## Data for processing
____
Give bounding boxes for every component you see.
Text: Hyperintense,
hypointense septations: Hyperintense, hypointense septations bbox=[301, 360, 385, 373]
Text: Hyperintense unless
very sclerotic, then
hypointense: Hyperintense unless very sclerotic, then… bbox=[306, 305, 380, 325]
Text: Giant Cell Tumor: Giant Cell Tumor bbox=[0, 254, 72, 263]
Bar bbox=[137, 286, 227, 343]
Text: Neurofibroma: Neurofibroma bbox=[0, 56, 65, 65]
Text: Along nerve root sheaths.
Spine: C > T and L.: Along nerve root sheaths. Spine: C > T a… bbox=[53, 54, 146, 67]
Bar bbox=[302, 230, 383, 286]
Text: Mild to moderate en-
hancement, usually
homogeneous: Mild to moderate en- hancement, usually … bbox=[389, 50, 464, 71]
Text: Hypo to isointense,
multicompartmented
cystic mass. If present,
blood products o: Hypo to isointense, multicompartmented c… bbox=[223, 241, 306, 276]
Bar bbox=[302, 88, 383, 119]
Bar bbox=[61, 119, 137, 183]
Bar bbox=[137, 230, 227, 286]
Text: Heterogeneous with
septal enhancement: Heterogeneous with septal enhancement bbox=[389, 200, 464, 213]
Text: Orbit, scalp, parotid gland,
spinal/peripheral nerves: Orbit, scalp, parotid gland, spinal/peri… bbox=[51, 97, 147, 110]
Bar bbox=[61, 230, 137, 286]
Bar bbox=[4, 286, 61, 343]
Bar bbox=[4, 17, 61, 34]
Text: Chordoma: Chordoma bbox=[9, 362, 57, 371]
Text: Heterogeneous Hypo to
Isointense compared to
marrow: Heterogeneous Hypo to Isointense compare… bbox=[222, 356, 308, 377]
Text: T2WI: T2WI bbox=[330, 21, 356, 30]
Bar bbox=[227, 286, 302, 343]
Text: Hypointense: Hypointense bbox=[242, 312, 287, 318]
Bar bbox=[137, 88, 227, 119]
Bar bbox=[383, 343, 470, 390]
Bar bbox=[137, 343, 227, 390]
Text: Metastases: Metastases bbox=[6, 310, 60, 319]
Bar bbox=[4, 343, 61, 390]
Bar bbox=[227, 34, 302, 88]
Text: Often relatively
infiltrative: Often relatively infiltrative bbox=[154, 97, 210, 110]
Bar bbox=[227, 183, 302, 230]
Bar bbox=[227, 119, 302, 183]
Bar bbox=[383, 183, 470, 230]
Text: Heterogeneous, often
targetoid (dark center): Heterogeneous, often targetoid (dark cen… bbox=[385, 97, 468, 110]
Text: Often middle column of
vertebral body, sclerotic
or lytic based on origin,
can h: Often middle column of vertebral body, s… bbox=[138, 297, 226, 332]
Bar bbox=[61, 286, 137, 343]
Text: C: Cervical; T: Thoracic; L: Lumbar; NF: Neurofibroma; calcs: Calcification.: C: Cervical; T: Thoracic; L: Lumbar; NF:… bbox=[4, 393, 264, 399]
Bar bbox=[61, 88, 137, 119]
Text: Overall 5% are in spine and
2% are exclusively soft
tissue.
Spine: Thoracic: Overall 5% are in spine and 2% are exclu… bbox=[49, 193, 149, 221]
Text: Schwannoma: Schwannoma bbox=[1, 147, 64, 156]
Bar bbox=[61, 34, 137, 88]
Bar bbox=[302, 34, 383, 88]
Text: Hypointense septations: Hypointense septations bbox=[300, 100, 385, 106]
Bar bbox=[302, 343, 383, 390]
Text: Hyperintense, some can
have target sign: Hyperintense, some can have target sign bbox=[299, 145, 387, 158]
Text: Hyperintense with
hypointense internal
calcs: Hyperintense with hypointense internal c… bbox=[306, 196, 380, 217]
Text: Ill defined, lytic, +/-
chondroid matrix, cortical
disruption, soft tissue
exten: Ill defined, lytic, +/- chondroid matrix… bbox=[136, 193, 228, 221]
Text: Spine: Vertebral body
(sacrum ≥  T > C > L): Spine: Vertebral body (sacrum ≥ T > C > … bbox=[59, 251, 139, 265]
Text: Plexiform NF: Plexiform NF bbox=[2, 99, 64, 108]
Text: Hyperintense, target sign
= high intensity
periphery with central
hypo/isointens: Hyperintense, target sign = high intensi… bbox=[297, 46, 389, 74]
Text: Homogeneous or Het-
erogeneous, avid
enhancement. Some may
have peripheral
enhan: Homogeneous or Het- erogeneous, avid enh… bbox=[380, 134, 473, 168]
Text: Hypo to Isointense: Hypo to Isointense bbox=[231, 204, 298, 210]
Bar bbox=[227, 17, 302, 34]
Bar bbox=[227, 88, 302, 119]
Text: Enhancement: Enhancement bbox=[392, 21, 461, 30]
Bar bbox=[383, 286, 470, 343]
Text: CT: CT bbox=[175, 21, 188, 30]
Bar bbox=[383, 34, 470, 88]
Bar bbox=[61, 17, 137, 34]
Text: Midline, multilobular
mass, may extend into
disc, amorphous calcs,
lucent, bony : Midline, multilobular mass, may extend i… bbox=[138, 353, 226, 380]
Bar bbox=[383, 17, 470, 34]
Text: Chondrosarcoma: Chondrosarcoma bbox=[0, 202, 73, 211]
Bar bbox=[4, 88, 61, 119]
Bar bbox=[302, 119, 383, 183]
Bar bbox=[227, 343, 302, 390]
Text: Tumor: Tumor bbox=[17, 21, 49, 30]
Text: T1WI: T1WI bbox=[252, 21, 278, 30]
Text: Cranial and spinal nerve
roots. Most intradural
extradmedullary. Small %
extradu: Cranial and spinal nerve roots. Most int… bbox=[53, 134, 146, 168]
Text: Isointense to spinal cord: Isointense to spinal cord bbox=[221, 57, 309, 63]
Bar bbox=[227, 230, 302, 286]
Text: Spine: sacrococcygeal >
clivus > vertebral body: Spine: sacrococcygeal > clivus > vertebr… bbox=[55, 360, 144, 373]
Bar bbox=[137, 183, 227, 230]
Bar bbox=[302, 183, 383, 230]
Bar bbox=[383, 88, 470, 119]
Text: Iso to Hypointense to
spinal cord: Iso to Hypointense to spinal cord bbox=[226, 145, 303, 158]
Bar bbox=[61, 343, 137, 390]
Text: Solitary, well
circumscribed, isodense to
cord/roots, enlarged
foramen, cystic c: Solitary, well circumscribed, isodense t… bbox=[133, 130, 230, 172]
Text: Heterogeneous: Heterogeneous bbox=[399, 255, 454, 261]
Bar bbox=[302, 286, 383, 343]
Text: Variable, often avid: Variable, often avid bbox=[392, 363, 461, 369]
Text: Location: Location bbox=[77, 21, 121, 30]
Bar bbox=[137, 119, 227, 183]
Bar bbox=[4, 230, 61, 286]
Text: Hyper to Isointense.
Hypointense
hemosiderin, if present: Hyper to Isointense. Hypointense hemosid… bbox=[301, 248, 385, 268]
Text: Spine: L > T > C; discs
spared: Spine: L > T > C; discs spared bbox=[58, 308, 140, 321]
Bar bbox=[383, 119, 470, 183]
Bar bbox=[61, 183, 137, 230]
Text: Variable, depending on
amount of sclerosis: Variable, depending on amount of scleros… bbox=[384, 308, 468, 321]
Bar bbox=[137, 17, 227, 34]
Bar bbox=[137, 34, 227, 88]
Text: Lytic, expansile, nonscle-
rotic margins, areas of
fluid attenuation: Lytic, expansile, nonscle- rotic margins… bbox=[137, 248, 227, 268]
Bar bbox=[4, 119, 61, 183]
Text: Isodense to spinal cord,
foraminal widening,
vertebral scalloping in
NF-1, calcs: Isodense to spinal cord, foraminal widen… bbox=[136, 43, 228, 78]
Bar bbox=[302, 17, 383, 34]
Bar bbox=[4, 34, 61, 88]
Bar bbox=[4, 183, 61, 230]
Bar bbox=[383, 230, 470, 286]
____
## Your task
Go through the listing above and copy each line exactly.

## Written answer
Give bounding boxes for every component you see.
Text: Hyperintense,
hypointense septations: Hyperintense, hypointense septations bbox=[301, 360, 385, 373]
Text: Hyperintense unless
very sclerotic, then
hypointense: Hyperintense unless very sclerotic, then… bbox=[306, 305, 380, 325]
Text: Giant Cell Tumor: Giant Cell Tumor bbox=[0, 254, 72, 263]
Bar bbox=[137, 286, 227, 343]
Text: Neurofibroma: Neurofibroma bbox=[0, 56, 65, 65]
Text: Along nerve root sheaths.
Spine: C > T and L.: Along nerve root sheaths. Spine: C > T a… bbox=[53, 54, 146, 67]
Bar bbox=[302, 230, 383, 286]
Text: Mild to moderate en-
hancement, usually
homogeneous: Mild to moderate en- hancement, usually … bbox=[389, 50, 464, 71]
Text: Hypo to isointense,
multicompartmented
cystic mass. If present,
blood products o: Hypo to isointense, multicompartmented c… bbox=[223, 241, 306, 276]
Bar bbox=[302, 88, 383, 119]
Bar bbox=[61, 119, 137, 183]
Bar bbox=[137, 230, 227, 286]
Text: Heterogeneous with
septal enhancement: Heterogeneous with septal enhancement bbox=[389, 200, 464, 213]
Text: Orbit, scalp, parotid gland,
spinal/peripheral nerves: Orbit, scalp, parotid gland, spinal/peri… bbox=[51, 97, 147, 110]
Bar bbox=[61, 230, 137, 286]
Bar bbox=[4, 286, 61, 343]
Bar bbox=[4, 17, 61, 34]
Text: Chordoma: Chordoma bbox=[9, 362, 57, 371]
Text: Heterogeneous Hypo to
Isointense compared to
marrow: Heterogeneous Hypo to Isointense compare… bbox=[222, 356, 308, 377]
Text: T2WI: T2WI bbox=[330, 21, 356, 30]
Bar bbox=[227, 286, 302, 343]
Text: Hypointense: Hypointense bbox=[242, 312, 287, 318]
Bar bbox=[137, 88, 227, 119]
Bar bbox=[383, 343, 470, 390]
Bar bbox=[137, 343, 227, 390]
Text: Metastases: Metastases bbox=[6, 310, 60, 319]
Bar bbox=[4, 343, 61, 390]
Bar bbox=[227, 34, 302, 88]
Text: Often relatively
infiltrative: Often relatively infiltrative bbox=[154, 97, 210, 110]
Bar bbox=[227, 183, 302, 230]
Bar bbox=[227, 119, 302, 183]
Bar bbox=[383, 183, 470, 230]
Text: Heterogeneous, often
targetoid (dark center): Heterogeneous, often targetoid (dark cen… bbox=[385, 97, 468, 110]
Text: Often middle column of
vertebral body, sclerotic
or lytic based on origin,
can h: Often middle column of vertebral body, s… bbox=[138, 297, 226, 332]
Bar bbox=[61, 286, 137, 343]
Text: C: Cervical; T: Thoracic; L: Lumbar; NF: Neurofibroma; calcs: Calcification.: C: Cervical; T: Thoracic; L: Lumbar; NF:… bbox=[4, 393, 264, 399]
Bar bbox=[61, 88, 137, 119]
Text: Overall 5% are in spine and
2% are exclusively soft
tissue.
Spine: Thoracic: Overall 5% are in spine and 2% are exclu… bbox=[49, 193, 149, 221]
Text: Schwannoma: Schwannoma bbox=[1, 147, 64, 156]
Bar bbox=[61, 34, 137, 88]
Bar bbox=[302, 34, 383, 88]
Text: Hypointense septations: Hypointense septations bbox=[300, 100, 385, 106]
Bar bbox=[302, 343, 383, 390]
Text: Hyperintense, some can
have target sign: Hyperintense, some can have target sign bbox=[299, 145, 387, 158]
Text: Hyperintense with
hypointense internal
calcs: Hyperintense with hypointense internal c… bbox=[306, 196, 380, 217]
Text: Ill defined, lytic, +/-
chondroid matrix, cortical
disruption, soft tissue
exten: Ill defined, lytic, +/- chondroid matrix… bbox=[136, 193, 228, 221]
Text: Spine: Vertebral body
(sacrum ≥  T > C > L): Spine: Vertebral body (sacrum ≥ T > C > … bbox=[59, 251, 139, 265]
Text: Plexiform NF: Plexiform NF bbox=[2, 99, 64, 108]
Text: Hyperintense, target sign
= high intensity
periphery with central
hypo/isointens: Hyperintense, target sign = high intensi… bbox=[297, 46, 389, 74]
Text: Homogeneous or Het-
erogeneous, avid
enhancement. Some may
have peripheral
enhan: Homogeneous or Het- erogeneous, avid enh… bbox=[380, 134, 473, 168]
Text: Hypo to Isointense: Hypo to Isointense bbox=[231, 204, 298, 210]
Bar bbox=[227, 17, 302, 34]
Bar bbox=[227, 88, 302, 119]
Text: Enhancement: Enhancement bbox=[392, 21, 461, 30]
Bar bbox=[383, 286, 470, 343]
Text: CT: CT bbox=[175, 21, 188, 30]
Bar bbox=[383, 34, 470, 88]
Bar bbox=[61, 17, 137, 34]
Text: Midline, multilobular
mass, may extend into
disc, amorphous calcs,
lucent, bony : Midline, multilobular mass, may extend i… bbox=[138, 353, 226, 380]
Bar bbox=[383, 17, 470, 34]
Text: Chondrosarcoma: Chondrosarcoma bbox=[0, 202, 73, 211]
Bar bbox=[4, 88, 61, 119]
Bar bbox=[302, 119, 383, 183]
Bar bbox=[227, 343, 302, 390]
Text: Tumor: Tumor bbox=[17, 21, 49, 30]
Text: T1WI: T1WI bbox=[252, 21, 278, 30]
Text: Cranial and spinal nerve
roots. Most intradural
extradmedullary. Small %
extradu: Cranial and spinal nerve roots. Most int… bbox=[53, 134, 146, 168]
Text: Isointense to spinal cord: Isointense to spinal cord bbox=[221, 57, 309, 63]
Bar bbox=[227, 230, 302, 286]
Text: Spine: sacrococcygeal >
clivus > vertebral body: Spine: sacrococcygeal > clivus > vertebr… bbox=[55, 360, 144, 373]
Bar bbox=[137, 183, 227, 230]
Bar bbox=[302, 183, 383, 230]
Bar bbox=[383, 88, 470, 119]
Text: Iso to Hypointense to
spinal cord: Iso to Hypointense to spinal cord bbox=[226, 145, 303, 158]
Bar bbox=[61, 343, 137, 390]
Text: Solitary, well
circumscribed, isodense to
cord/roots, enlarged
foramen, cystic c: Solitary, well circumscribed, isodense t… bbox=[133, 130, 230, 172]
Text: Heterogeneous: Heterogeneous bbox=[399, 255, 454, 261]
Bar bbox=[302, 286, 383, 343]
Text: Variable, often avid: Variable, often avid bbox=[392, 363, 461, 369]
Text: Location: Location bbox=[77, 21, 121, 30]
Bar bbox=[137, 119, 227, 183]
Bar bbox=[4, 230, 61, 286]
Text: Hyper to Isointense.
Hypointense
hemosiderin, if present: Hyper to Isointense. Hypointense hemosid… bbox=[301, 248, 385, 268]
Text: Spine: L > T > C; discs
spared: Spine: L > T > C; discs spared bbox=[58, 308, 140, 321]
Bar bbox=[383, 119, 470, 183]
Bar bbox=[61, 183, 137, 230]
Text: Variable, depending on
amount of sclerosis: Variable, depending on amount of scleros… bbox=[384, 308, 468, 321]
Bar bbox=[137, 17, 227, 34]
Bar bbox=[137, 34, 227, 88]
Text: Lytic, expansile, nonscle-
rotic margins, areas of
fluid attenuation: Lytic, expansile, nonscle- rotic margins… bbox=[137, 248, 227, 268]
Bar bbox=[4, 119, 61, 183]
Text: Isodense to spinal cord,
foraminal widening,
vertebral scalloping in
NF-1, calcs: Isodense to spinal cord, foraminal widen… bbox=[136, 43, 228, 78]
Bar bbox=[302, 17, 383, 34]
Bar bbox=[4, 34, 61, 88]
Bar bbox=[4, 183, 61, 230]
Bar bbox=[383, 230, 470, 286]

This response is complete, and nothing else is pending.